┌──
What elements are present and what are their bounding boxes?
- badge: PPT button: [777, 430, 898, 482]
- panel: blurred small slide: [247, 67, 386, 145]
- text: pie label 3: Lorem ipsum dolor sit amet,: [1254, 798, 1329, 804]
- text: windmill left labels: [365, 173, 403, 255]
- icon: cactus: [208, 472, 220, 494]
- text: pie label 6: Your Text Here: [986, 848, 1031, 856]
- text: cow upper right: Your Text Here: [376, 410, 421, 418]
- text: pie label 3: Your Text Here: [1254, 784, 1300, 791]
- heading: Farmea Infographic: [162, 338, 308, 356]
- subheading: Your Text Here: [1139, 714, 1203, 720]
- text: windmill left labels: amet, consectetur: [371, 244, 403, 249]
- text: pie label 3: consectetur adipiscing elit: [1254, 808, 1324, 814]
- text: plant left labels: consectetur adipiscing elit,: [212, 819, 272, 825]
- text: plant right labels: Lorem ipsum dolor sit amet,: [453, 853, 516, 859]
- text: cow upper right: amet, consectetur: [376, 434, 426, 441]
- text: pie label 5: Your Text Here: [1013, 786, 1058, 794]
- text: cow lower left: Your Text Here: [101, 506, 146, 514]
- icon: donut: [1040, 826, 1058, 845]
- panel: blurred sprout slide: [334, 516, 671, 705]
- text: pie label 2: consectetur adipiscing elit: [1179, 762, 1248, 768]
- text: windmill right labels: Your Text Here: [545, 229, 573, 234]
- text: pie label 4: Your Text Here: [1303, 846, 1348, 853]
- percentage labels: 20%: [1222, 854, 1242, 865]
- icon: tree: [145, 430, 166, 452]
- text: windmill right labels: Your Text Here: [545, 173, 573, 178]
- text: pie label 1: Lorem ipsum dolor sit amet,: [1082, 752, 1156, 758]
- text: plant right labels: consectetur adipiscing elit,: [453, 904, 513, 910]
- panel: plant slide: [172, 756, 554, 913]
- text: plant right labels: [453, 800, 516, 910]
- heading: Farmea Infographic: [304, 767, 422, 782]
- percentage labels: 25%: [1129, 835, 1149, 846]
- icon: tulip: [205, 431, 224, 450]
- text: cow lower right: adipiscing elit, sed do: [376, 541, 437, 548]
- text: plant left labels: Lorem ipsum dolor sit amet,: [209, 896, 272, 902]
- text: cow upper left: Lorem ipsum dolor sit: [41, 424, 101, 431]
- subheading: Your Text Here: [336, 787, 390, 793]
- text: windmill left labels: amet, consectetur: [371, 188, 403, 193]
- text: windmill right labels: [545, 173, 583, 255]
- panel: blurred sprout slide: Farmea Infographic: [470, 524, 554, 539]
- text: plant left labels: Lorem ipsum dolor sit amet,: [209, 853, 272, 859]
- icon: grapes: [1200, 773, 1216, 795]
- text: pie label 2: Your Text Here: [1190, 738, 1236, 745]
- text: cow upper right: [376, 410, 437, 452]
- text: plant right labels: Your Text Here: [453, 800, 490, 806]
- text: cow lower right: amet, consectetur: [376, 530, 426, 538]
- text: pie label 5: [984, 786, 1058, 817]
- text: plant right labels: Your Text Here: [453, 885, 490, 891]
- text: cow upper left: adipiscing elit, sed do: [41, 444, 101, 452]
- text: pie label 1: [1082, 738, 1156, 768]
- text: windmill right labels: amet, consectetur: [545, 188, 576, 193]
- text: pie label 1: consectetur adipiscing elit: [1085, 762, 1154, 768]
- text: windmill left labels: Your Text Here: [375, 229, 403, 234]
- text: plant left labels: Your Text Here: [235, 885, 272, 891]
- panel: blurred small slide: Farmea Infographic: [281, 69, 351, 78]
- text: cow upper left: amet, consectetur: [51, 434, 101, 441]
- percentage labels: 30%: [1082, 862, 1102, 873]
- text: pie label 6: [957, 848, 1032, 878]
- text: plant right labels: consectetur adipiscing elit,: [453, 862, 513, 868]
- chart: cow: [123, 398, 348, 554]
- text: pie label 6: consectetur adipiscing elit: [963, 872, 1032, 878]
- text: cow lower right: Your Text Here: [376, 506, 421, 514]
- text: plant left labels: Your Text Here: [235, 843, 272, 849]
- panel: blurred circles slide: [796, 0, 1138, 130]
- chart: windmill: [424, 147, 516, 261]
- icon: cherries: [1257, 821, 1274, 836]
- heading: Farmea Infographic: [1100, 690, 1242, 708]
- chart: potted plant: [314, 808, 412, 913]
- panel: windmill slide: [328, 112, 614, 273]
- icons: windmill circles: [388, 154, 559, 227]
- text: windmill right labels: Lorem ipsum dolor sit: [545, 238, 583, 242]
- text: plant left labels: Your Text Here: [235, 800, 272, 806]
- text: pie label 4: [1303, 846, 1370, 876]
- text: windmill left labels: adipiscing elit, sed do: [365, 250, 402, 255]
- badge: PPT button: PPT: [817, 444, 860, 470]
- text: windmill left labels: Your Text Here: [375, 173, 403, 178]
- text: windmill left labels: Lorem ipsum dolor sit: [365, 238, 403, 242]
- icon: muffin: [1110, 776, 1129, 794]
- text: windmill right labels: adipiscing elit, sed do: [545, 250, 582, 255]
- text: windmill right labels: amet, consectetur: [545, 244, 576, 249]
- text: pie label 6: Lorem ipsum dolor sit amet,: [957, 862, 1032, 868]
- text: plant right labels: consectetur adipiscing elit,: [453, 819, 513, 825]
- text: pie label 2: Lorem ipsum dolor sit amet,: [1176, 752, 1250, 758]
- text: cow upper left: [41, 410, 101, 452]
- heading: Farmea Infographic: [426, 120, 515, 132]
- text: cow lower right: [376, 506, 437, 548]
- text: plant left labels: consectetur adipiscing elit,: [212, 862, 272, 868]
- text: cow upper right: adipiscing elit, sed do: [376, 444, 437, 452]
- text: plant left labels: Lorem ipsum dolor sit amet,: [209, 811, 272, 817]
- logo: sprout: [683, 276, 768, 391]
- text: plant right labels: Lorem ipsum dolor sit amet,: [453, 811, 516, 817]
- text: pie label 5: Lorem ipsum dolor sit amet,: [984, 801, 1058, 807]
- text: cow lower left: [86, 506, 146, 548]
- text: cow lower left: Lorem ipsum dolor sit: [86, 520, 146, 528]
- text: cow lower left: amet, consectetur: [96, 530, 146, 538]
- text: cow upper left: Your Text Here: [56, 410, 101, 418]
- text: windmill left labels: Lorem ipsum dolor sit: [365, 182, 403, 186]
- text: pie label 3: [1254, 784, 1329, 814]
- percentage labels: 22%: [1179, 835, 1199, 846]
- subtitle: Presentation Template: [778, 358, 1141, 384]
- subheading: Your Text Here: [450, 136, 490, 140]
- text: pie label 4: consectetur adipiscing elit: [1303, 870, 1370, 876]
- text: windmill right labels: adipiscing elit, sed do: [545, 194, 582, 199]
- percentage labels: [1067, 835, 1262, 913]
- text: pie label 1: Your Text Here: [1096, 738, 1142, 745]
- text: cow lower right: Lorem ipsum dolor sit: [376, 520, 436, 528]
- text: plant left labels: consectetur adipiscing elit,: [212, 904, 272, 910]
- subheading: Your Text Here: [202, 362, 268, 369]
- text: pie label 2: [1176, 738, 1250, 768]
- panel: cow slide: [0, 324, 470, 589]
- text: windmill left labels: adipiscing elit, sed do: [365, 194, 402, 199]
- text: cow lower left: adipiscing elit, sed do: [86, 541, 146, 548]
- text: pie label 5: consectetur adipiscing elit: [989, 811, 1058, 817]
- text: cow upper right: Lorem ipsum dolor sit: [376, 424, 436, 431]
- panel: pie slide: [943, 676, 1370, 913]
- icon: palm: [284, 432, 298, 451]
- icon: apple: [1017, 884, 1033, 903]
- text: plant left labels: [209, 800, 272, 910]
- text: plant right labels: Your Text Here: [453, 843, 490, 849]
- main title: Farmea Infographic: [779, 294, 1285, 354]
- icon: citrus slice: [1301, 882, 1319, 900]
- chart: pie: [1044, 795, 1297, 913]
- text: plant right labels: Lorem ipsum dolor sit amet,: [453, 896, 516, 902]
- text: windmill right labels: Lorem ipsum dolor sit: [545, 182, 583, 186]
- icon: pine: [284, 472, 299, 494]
└──
→ CONSIGNE
Extrayez des enregistrements ci-dessus toutes les lignes qui contiennent le mot "slide".

→ CORRIGÉ
- panel: blurred small slide: [247, 67, 386, 145]
- panel: blurred sprout slide: [334, 516, 671, 705]
- panel: plant slide: [172, 756, 554, 913]
- panel: blurred sprout slide: Farmea Infographic: [470, 524, 554, 539]
- panel: blurred small slide: Farmea Infographic: [281, 69, 351, 78]
- panel: blurred circles slide: [796, 0, 1138, 130]
- panel: windmill slide: [328, 112, 614, 273]
- panel: cow slide: [0, 324, 470, 589]
- panel: pie slide: [943, 676, 1370, 913]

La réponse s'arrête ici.